Stored data entries:
• • • • •
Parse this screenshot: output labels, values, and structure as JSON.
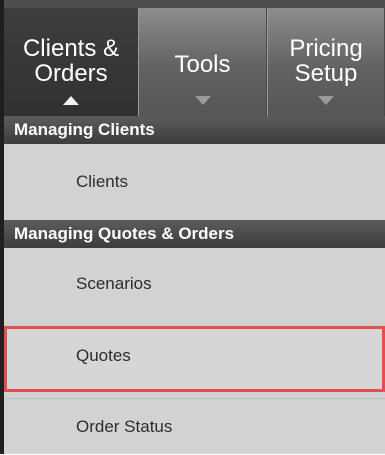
{
  "tabs": [
    {
      "label": "Clients &\nOrders",
      "active": true,
      "arrow": "up-arrow-icon"
    },
    {
      "label": "Tools",
      "active": false,
      "arrow": "down-arrow-icon"
    },
    {
      "label": "Pricing\nSetup",
      "active": false,
      "arrow": "down-arrow-icon"
    }
  ],
  "sections": {
    "managing_clients": {
      "title": "Managing Clients",
      "items": [
        "Clients"
      ]
    },
    "managing_quotes_orders": {
      "title": "Managing Quotes & Orders",
      "items": [
        "Scenarios",
        "Quotes",
        "Order Status"
      ]
    }
  },
  "highlighted_item": "Quotes",
  "colors": {
    "highlight_outline": "#e05050",
    "tab_bar": "#4e4e4e",
    "menu_background": "#d2d2d2",
    "section_header": "#4a4a4a"
  }
}
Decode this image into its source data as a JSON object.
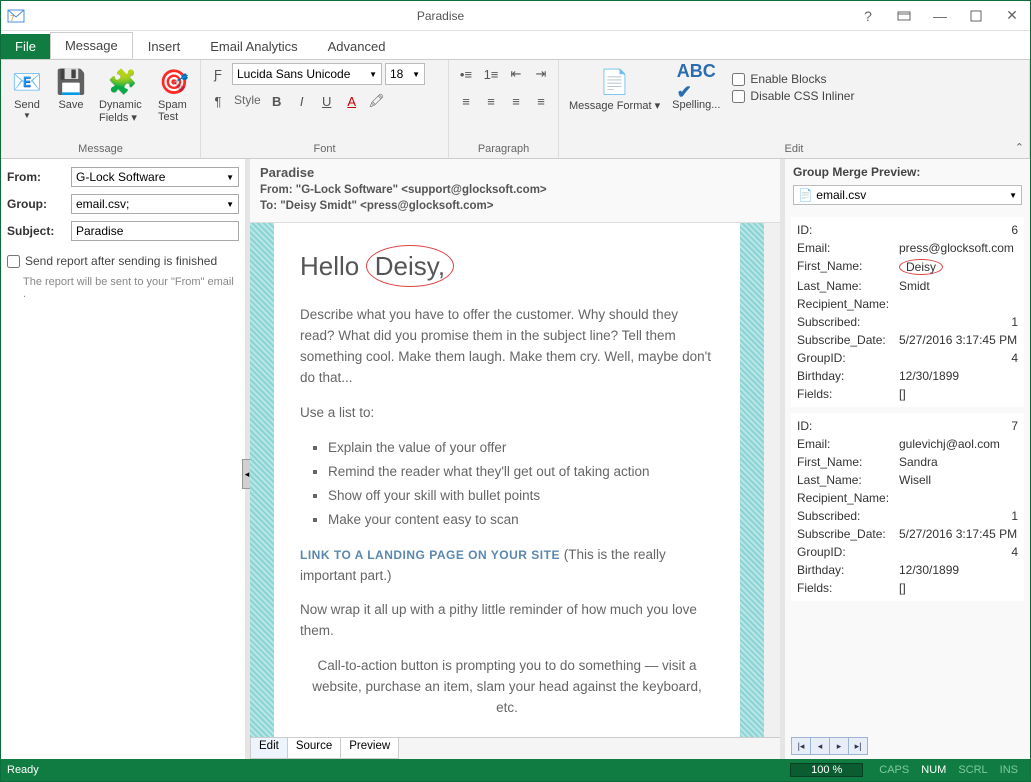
{
  "titlebar": {
    "title": "Paradise"
  },
  "tabs": {
    "file": "File",
    "items": [
      "Message",
      "Insert",
      "Email Analytics",
      "Advanced"
    ],
    "active": 0
  },
  "ribbon": {
    "send": "Send",
    "save": "Save",
    "dynamic_fields": "Dynamic Fields ▾",
    "spam_test": "Spam Test",
    "group_message": "Message",
    "font_name": "Lucida Sans Unicode",
    "font_size": "18",
    "style_label": "Style",
    "group_font": "Font",
    "group_paragraph": "Paragraph",
    "msg_format": "Message Format ▾",
    "spelling": "Spelling...",
    "enable_blocks": "Enable Blocks",
    "disable_css": "Disable CSS Inliner",
    "group_edit": "Edit"
  },
  "left": {
    "from_label": "From:",
    "from_value": "G-Lock Software",
    "group_label": "Group:",
    "group_value": "email.csv;",
    "subject_label": "Subject:",
    "subject_value": "Paradise",
    "report_check": "Send report after sending is finished",
    "report_note": "The report will be sent to your \"From\" email ."
  },
  "center": {
    "title": "Paradise",
    "from_line": "From: \"G-Lock Software\" <support@glocksoft.com>",
    "to_line": "To: \"Deisy Smidt\" <press@glocksoft.com>",
    "greeting_prefix": "Hello",
    "greeting_name": "Deisy,",
    "p1": "Describe what you have to offer the customer. Why should they read? What did you promise them in the subject line? Tell them something cool. Make them laugh. Make them cry. Well, maybe don't do that...",
    "list_intro": "Use a list to:",
    "bullets": [
      "Explain the value of your offer",
      "Remind the reader what they'll get out of taking action",
      "Show off your skill with bullet points",
      "Make your content easy to scan"
    ],
    "link_text": "LINK TO A LANDING PAGE ON YOUR SITE",
    "link_after": " (This is the really important part.)",
    "p2": "Now wrap it all up with a pithy little reminder of how much you love them.",
    "cta": "Call-to-action button is prompting you to do something — visit a website, purchase an item, slam your head against the keyboard, etc.",
    "editor_tabs": [
      "Edit",
      "Source",
      "Preview"
    ]
  },
  "right": {
    "header": "Group Merge Preview:",
    "source": "email.csv",
    "records": [
      {
        "ID": "6",
        "Email": "press@glocksoft.com",
        "First_Name": "Deisy",
        "Last_Name": "Smidt",
        "Recipient_Name": "",
        "Subscribed": "1",
        "Subscribe_Date": "5/27/2016 3:17:45 PM",
        "GroupID": "4",
        "Birthday": "12/30/1899",
        "Fields": "[]",
        "_circled": "First_Name"
      },
      {
        "ID": "7",
        "Email": "gulevichj@aol.com",
        "First_Name": "Sandra",
        "Last_Name": "Wisell",
        "Recipient_Name": "",
        "Subscribed": "1",
        "Subscribe_Date": "5/27/2016 3:17:45 PM",
        "GroupID": "4",
        "Birthday": "12/30/1899",
        "Fields": "[]"
      }
    ]
  },
  "status": {
    "ready": "Ready",
    "zoom": "100 %",
    "caps": "CAPS",
    "num": "NUM",
    "scrl": "SCRL",
    "ins": "INS"
  }
}
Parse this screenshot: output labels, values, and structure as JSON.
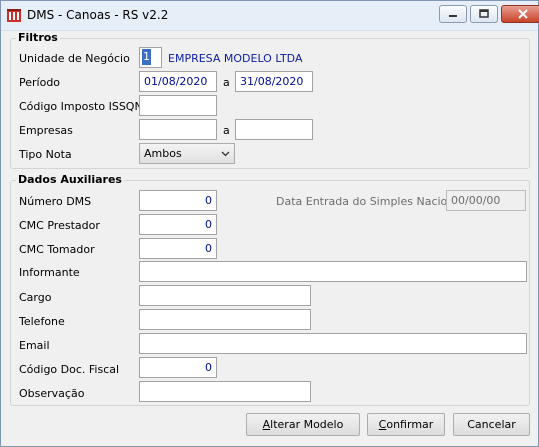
{
  "window": {
    "title": "DMS - Canoas - RS v2.2"
  },
  "filtros": {
    "legend": "Filtros",
    "unidade_label": "Unidade de Negócio",
    "unidade_value": "1",
    "unidade_name": "EMPRESA MODELO LTDA",
    "periodo_label": "Período",
    "periodo_from": "01/08/2020",
    "periodo_sep": "a",
    "periodo_to": "31/08/2020",
    "codigo_label": "Código Imposto ISSQN",
    "codigo_value": "",
    "empresas_label": "Empresas",
    "empresas_from": "",
    "empresas_sep": "a",
    "empresas_to": "",
    "tipo_label": "Tipo Nota",
    "tipo_value": "Ambos"
  },
  "auxiliares": {
    "legend": "Dados Auxiliares",
    "numero_label": "Número DMS",
    "numero_value": "0",
    "data_entrada_label": "Data Entrada do Simples Nacional",
    "data_entrada_value": "00/00/00",
    "cmc_prestador_label": "CMC Prestador",
    "cmc_prestador_value": "0",
    "cmc_tomador_label": "CMC Tomador",
    "cmc_tomador_value": "0",
    "informante_label": "Informante",
    "informante_value": "",
    "cargo_label": "Cargo",
    "cargo_value": "",
    "telefone_label": "Telefone",
    "telefone_value": "",
    "email_label": "Email",
    "email_value": "",
    "codigo_doc_label": "Código Doc. Fiscal",
    "codigo_doc_value": "0",
    "observacao_label": "Observação",
    "observacao_value": ""
  },
  "buttons": {
    "alterar_first": "A",
    "alterar_rest": "lterar Modelo",
    "confirmar_first": "C",
    "confirmar_rest": "onfirmar",
    "cancelar": "Cancelar"
  },
  "colors": {
    "accent_value": "#000c96",
    "company": "#0b1ea3"
  }
}
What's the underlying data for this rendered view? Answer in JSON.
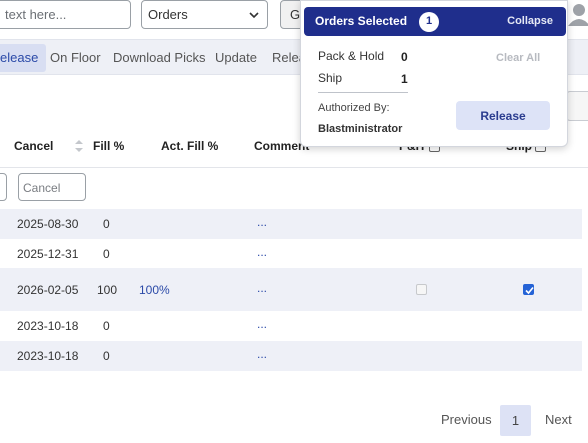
{
  "search": {
    "placeholder": "text here..."
  },
  "orders_select": {
    "value": "Orders"
  },
  "go_button": {
    "label": "G"
  },
  "tabs": [
    {
      "label": "elease",
      "active": true
    },
    {
      "label": "On Floor",
      "active": false
    },
    {
      "label": "Download Picks",
      "active": false
    },
    {
      "label": "Update",
      "active": false
    },
    {
      "label": "Relea",
      "active": false
    }
  ],
  "table": {
    "headers": {
      "cancel": "Cancel",
      "fill_pct": "Fill %",
      "act_fill_pct": "Act. Fill %",
      "comment": "Comment",
      "ph": "P&H",
      "ship": "Ship"
    },
    "filters": {
      "cancel_placeholder": "Cancel"
    },
    "rows": [
      {
        "cancel": "2025-08-30",
        "fill": "0",
        "act_fill": "",
        "comment": "...",
        "ph_checkbox": false,
        "ship_checkbox": false
      },
      {
        "cancel": "2025-12-31",
        "fill": "0",
        "act_fill": "",
        "comment": "...",
        "ph_checkbox": false,
        "ship_checkbox": false
      },
      {
        "cancel": "2026-02-05",
        "fill": "100",
        "act_fill": "100%",
        "comment": "...",
        "ph_checkbox": "disabled",
        "ship_checkbox": true
      },
      {
        "cancel": "2023-10-18",
        "fill": "0",
        "act_fill": "",
        "comment": "...",
        "ph_checkbox": false,
        "ship_checkbox": false
      },
      {
        "cancel": "2023-10-18",
        "fill": "0",
        "act_fill": "",
        "comment": "...",
        "ph_checkbox": false,
        "ship_checkbox": false
      }
    ]
  },
  "pagination": {
    "previous": "Previous",
    "current": "1",
    "next": "Next"
  },
  "popover": {
    "title": "Orders Selected",
    "count": "1",
    "collapse": "Collapse",
    "pack_hold_label": "Pack & Hold",
    "pack_hold_value": "0",
    "ship_label": "Ship",
    "ship_value": "1",
    "clear_all": "Clear All",
    "authorized_label": "Authorized By:",
    "authorized_name": "Blastministrator",
    "release": "Release"
  },
  "colors": {
    "primary": "#1f2e8c",
    "accent": "#2563d6",
    "tab_bg": "#eef0f6"
  },
  "icons": {
    "select_chevron": "chevron-down-icon",
    "sort": "sort-arrows-icon",
    "user": "user-avatar-icon",
    "checkmark": "checkmark-icon"
  }
}
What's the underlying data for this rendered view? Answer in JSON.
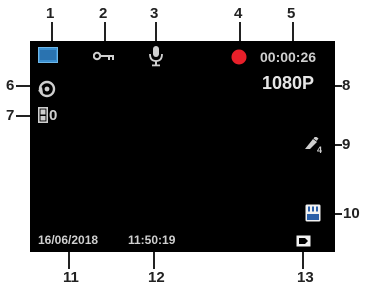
{
  "callouts": [
    "1",
    "2",
    "3",
    "4",
    "5",
    "6",
    "7",
    "8",
    "9",
    "10",
    "11",
    "12",
    "13"
  ],
  "screen": {
    "timer": "00:00:26",
    "resolution": "1080P",
    "exposure_value": "0",
    "wb_value": "4",
    "date": "16/06/2018",
    "time": "11:50:19"
  },
  "icons": {
    "mode": "video-mode-icon",
    "lock": "key-lock-icon",
    "mic": "microphone-icon",
    "record": "record-dot-icon",
    "loop": "loop-recording-icon",
    "exposure": "exposure-icon",
    "white_balance": "white-balance-icon",
    "sd_card": "sd-card-icon",
    "battery": "battery-icon"
  },
  "colors": {
    "screen_bg": "#000000",
    "record": "#e8202a",
    "mode_icon": "#3a8fd0",
    "text": "#cfcfcf"
  }
}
• • • • •
- [Problem]:
Select from the material above each line in which the string "Software" appears, and list those lines.

- [Solved exercise]:
    "from_value": "G-Lock Software",
    "from_line": "From: \"G-Lock Software\" <support@glocksoft.com>",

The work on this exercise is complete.